WHAT TO PRODUCE => Scan the listing below for the word "this" and state how many lines hold it. Write nothing but the number.

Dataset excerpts
⟨

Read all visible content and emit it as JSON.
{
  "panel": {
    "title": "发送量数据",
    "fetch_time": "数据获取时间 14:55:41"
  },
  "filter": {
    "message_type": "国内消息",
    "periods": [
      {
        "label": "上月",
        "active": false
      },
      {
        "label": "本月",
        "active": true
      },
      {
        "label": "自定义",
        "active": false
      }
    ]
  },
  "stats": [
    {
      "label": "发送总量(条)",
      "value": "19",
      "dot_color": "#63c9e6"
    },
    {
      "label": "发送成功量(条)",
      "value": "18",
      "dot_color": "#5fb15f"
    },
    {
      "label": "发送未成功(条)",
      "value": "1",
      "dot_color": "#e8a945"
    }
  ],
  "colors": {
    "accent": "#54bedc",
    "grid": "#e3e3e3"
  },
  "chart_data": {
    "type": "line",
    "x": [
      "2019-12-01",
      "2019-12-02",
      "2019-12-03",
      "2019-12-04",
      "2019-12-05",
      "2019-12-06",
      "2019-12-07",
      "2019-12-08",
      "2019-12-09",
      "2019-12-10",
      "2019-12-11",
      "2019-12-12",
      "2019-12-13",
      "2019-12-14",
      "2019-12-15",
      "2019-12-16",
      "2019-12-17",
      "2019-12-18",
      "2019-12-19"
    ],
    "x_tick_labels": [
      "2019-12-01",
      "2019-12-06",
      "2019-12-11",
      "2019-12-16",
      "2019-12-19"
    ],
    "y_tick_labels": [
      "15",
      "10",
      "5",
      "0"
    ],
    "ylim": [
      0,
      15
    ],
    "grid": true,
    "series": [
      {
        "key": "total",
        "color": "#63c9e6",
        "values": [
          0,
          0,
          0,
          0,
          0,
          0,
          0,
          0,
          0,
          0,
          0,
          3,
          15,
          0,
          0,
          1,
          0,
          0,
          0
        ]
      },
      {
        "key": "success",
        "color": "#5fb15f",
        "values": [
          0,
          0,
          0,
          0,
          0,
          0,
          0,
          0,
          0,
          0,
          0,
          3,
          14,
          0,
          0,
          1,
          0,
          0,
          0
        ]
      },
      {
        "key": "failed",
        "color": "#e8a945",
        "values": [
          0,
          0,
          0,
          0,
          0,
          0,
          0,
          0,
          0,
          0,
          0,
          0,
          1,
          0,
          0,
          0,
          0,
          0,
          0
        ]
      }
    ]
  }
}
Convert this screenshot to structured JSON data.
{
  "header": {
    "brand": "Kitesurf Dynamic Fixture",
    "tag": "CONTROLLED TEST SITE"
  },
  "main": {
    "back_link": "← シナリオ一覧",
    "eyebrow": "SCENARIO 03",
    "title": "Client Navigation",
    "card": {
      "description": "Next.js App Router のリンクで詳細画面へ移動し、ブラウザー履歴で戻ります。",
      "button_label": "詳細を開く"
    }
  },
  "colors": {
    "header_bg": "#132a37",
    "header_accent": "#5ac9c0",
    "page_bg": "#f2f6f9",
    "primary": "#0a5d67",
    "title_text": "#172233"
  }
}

⟩
⟨

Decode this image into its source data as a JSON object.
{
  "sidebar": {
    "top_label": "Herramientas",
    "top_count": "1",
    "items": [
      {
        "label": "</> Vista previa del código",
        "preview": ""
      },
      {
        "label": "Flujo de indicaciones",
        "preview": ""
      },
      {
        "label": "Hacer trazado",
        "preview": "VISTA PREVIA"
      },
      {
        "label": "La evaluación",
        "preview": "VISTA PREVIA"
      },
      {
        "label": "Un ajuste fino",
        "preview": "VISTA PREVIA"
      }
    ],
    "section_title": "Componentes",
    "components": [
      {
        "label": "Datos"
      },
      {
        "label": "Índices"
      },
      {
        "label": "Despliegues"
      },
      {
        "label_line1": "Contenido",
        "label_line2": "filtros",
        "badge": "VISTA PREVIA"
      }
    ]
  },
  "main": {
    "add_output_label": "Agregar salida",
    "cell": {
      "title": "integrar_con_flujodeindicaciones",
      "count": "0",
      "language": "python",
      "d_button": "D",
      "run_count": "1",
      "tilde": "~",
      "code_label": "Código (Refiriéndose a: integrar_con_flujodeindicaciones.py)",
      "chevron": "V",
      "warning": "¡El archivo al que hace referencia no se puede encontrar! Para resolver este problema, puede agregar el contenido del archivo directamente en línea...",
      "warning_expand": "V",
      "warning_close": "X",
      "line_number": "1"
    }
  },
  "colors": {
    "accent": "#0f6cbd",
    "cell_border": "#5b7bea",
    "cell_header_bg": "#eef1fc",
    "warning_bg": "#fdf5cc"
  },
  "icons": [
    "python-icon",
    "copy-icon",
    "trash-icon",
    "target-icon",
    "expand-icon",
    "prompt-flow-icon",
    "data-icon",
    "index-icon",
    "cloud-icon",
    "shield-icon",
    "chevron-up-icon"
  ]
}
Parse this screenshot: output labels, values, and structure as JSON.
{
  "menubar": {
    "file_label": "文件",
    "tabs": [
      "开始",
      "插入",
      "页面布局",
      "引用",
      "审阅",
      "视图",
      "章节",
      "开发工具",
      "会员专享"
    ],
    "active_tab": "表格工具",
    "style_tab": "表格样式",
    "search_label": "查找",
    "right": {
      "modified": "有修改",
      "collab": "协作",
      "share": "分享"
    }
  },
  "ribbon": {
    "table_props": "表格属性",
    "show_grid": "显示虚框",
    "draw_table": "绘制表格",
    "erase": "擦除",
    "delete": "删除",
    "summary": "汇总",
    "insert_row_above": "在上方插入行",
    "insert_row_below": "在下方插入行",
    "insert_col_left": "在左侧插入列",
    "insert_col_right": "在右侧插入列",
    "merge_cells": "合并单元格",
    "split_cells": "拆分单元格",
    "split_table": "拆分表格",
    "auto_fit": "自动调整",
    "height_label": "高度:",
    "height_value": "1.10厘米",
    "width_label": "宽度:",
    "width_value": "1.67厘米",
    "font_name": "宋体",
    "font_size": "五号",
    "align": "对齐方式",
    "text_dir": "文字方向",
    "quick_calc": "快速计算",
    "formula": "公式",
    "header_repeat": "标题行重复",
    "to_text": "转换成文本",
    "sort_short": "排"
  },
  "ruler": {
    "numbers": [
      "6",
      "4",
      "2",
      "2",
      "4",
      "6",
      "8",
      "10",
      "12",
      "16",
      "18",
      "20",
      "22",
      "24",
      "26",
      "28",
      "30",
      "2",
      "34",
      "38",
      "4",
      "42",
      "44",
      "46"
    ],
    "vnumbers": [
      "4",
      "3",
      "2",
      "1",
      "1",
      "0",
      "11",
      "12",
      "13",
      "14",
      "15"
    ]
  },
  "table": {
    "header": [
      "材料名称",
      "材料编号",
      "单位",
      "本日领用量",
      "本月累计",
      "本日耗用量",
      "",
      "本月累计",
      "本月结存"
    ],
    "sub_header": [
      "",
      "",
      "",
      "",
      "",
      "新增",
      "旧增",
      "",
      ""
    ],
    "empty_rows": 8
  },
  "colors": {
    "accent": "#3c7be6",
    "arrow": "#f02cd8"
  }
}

⟩
⟨

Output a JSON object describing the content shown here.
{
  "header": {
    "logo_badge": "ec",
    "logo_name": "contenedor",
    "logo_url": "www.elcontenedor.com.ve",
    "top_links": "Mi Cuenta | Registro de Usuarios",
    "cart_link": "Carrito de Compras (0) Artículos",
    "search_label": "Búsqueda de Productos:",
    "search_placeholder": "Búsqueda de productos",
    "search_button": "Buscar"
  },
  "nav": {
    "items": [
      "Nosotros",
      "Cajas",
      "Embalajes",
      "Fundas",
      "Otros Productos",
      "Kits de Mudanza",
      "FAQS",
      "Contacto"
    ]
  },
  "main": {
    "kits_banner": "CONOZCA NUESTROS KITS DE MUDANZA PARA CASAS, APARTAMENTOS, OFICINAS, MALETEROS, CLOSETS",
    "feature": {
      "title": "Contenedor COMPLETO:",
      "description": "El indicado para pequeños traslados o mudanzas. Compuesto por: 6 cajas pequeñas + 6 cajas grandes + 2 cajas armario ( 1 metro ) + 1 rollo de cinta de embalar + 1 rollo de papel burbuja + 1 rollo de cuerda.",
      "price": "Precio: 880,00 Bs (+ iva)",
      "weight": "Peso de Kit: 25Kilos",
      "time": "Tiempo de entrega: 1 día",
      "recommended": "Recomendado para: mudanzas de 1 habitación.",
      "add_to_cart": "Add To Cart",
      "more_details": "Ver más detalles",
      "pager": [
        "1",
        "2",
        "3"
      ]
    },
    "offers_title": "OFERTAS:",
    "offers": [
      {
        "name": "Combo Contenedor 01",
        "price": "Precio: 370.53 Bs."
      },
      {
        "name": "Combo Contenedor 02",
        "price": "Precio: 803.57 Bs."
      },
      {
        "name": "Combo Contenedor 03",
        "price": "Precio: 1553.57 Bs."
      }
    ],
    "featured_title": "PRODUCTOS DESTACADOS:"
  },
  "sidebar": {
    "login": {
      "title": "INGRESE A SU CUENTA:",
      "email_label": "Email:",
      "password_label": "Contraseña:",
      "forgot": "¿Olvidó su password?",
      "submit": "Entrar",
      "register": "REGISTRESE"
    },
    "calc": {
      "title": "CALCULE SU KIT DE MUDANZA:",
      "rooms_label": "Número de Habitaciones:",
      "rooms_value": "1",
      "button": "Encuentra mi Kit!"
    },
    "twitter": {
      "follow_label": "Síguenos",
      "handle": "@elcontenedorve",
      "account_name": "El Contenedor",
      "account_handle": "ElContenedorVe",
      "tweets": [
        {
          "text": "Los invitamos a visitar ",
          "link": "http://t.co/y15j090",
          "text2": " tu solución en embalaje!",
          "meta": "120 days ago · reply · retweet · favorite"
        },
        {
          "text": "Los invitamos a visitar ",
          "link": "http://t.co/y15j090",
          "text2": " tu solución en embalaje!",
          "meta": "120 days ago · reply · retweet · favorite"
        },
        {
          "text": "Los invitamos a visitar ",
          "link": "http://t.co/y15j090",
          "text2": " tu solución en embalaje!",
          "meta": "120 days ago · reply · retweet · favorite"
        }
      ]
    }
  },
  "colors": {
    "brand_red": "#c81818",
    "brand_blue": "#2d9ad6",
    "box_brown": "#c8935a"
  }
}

⟩

TASK RESULT => 3